### Job
State how many lines in the listing below include the word "kteří", and add nothing besides the number.
-------- Raw data --------
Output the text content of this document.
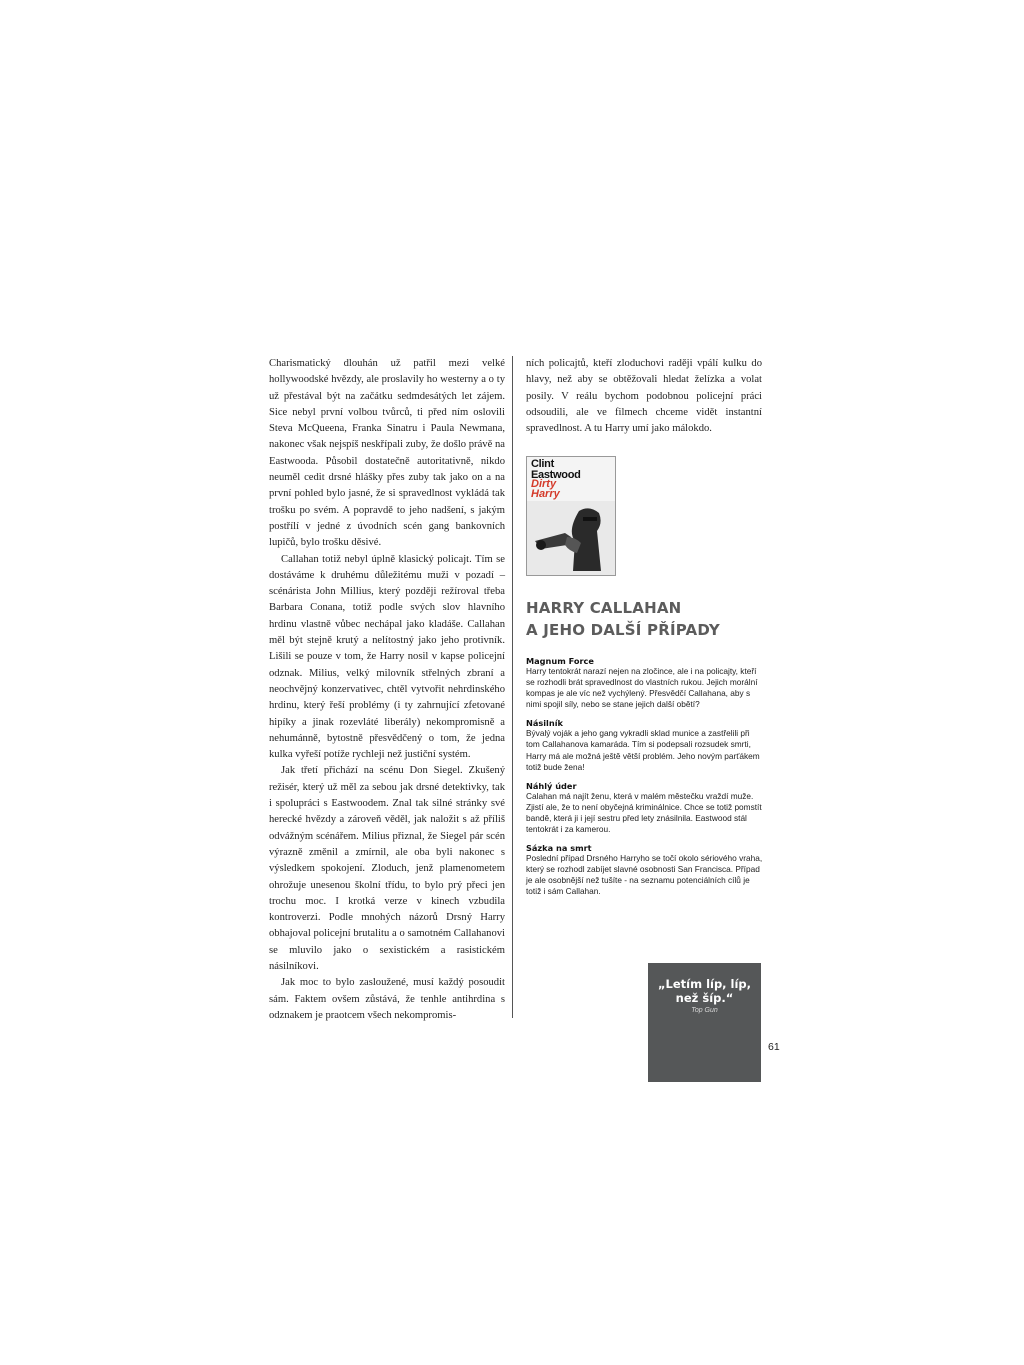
Charismatický dlouhán už patřil mezi velké hollywoodské hvězdy, ale proslavily ho westerny a o ty už přestával být na začátku sedmdesátých let zájem. Sice nebyl první volbou tvůrců, ti před ním oslovili Steva McQueena, Franka Sinatru i Paula Newmana, nakonec však nejspíš neskřípali zuby, že došlo právě na Eastwooda. Působil dostatečně autoritativně, nikdo neuměl cedit drsné hlášky přes zuby tak jako on a na první pohled bylo jasné, že si spravedlnost vykládá tak trošku po svém. A popravdě to jeho nadšení, s jakým postřílí v jedné z úvodních scén gang bankovních lupičů, bylo trošku děsivé.

Callahan totiž nebyl úplně klasický policajt. Tím se dostáváme k druhému důležitému muži v pozadí – scénárista John Millius, který později režíroval třeba Barbara Conana, totiž podle svých slov hlavního hrdinu vlastně vůbec nechápal jako kladáše. Callahan měl být stejně krutý a nelítostný jako jeho protivník. Lišili se pouze v tom, že Harry nosil v kapse policejní odznak. Milius, velký milovník střelných zbraní a neochvějný konzervativec, chtěl vytvořit nehrdinského hrdinu, který řeší problémy (i ty zahrnující zfetované hipíky a jinak rozevláté liberály) nekompromisně a nehumánně, bytostně přesvědčený o tom, že jedna kulka vyřeší potíže rychleji než justiční systém.

Jak třetí přichází na scénu Don Siegel. Zkušený režisér, který už měl za sebou jak drsné detektivky, tak i spolupráci s Eastwoodem. Znal tak silné stránky své herecké hvězdy a zároveň věděl, jak naložit s až příliš odvážným scénářem. Milius přiznal, že Siegel pár scén výrazně změnil a zmírnil, ale oba byli nakonec s výsledkem spokojení. Zloduch, jenž plamenometem ohrožuje unesenou školní třídu, to bylo prý přeci jen trochu moc. I krotká verze v kinech vzbudila kontroverzi. Podle mnohých názorů Drsný Harry obhajoval policejní brutalitu a o samotném Callahanovi se mluvilo jako o sexistickém a rasistickém násilníkovi.

Jak moc to bylo zasloužené, musí každý posoudit sám. Faktem ovšem zůstává, že tenhle antihrdina s odznakem je praotcem všech nekompromis-

ních policajtů, kteří zloduchovi raději vpálí kulku do hlavy, než aby se obtěžovali hledat želízka a volat posily. V reálu bychom podobnou policejní práci odsoudili, ale ve filmech chceme vidět instantní spravedlnost. A tu Harry umí jako málokdo.

Clint
Eastwood
Dirty
Harry
HARRY CALLAHAN
A JEHO DALŠÍ PŘÍPADY
Magnum Force

Harry tentokrát narazí nejen na zločince, ale i na policajty, kteří se rozhodli brát spravedlnost do vlastních rukou. Jejich morální kompas je ale víc než vychýlený. Přesvědčí Callahana, aby s nimi spojil síly, nebo se stane jejich další obětí?

Násilník

Bývalý voják a jeho gang vykradli sklad munice a zastřelili při tom Callahanova kamaráda. Tím si podepsali rozsudek smrti, Harry má ale možná ještě větší problém. Jeho novým parťákem totiž bude žena!

Náhlý úder

Calahan má najít ženu, která v malém městečku vraždí muže. Zjistí ale, že to není obyčejná kriminálnice. Chce se totiž pomstít bandě, která ji i její sestru před lety znásilnila. Eastwood stál tentokrát i za kamerou.

Sázka na smrt

Poslední případ Drsného Harryho se točí okolo sériového vraha, který se rozhodl zabíjet slavné osobnosti San Francisca. Případ je ale osobnější než tušíte - na seznamu potenciálních cílů je totiž i sám Callahan.

„Letím líp, líp,
než šíp.“
Top Gun
61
--------
### Task response
2